------ Data provided ------
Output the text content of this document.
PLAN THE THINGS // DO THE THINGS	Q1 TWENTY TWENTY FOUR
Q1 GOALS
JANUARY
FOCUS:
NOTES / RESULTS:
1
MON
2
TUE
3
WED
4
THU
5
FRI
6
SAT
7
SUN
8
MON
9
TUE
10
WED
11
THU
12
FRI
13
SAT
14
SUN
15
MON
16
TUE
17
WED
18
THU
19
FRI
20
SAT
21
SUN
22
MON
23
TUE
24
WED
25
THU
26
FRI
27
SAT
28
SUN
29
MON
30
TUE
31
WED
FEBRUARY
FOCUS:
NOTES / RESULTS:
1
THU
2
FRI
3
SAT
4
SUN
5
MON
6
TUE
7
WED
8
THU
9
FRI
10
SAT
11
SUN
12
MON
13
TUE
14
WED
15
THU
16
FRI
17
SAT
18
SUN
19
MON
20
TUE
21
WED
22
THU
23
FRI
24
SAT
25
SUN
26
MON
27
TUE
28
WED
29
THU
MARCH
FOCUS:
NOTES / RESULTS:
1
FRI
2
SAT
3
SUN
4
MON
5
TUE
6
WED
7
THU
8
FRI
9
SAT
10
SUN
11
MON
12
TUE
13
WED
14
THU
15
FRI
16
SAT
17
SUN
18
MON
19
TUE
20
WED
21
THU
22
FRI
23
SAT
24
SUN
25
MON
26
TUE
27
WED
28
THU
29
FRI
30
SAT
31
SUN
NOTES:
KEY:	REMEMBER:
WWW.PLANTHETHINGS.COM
------
**What needs to be done:**
Extract the full listing and reproduce each line exactly.

**Reply to the exercise:**
Output the text content of this document.
PLAN THE THINGS // DO THE THINGS	Q1 TWENTY TWENTY FOUR
Q1 GOALS
JANUARY
FOCUS:
NOTES / RESULTS:
1
MON
2
TUE
3
WED
4
THU
5
FRI
6
SAT
7
SUN
8
MON
9
TUE
10
WED
11
THU
12
FRI
13
SAT
14
SUN
15
MON
16
TUE
17
WED
18
THU
19
FRI
20
SAT
21
SUN
22
MON
23
TUE
24
WED
25
THU
26
FRI
27
SAT
28
SUN
29
MON
30
TUE
31
WED
FEBRUARY
FOCUS:
NOTES / RESULTS:
1
THU
2
FRI
3
SAT
4
SUN
5
MON
6
TUE
7
WED
8
THU
9
FRI
10
SAT
11
SUN
12
MON
13
TUE
14
WED
15
THU
16
FRI
17
SAT
18
SUN
19
MON
20
TUE
21
WED
22
THU
23
FRI
24
SAT
25
SUN
26
MON
27
TUE
28
WED
29
THU
MARCH
FOCUS:
NOTES / RESULTS:
1
FRI
2
SAT
3
SUN
4
MON
5
TUE
6
WED
7
THU
8
FRI
9
SAT
10
SUN
11
MON
12
TUE
13
WED
14
THU
15
FRI
16
SAT
17
SUN
18
MON
19
TUE
20
WED
21
THU
22
FRI
23
SAT
24
SUN
25
MON
26
TUE
27
WED
28
THU
29
FRI
30
SAT
31
SUN
NOTES:
KEY:	REMEMBER:
WWW.PLANTHETHINGS.COM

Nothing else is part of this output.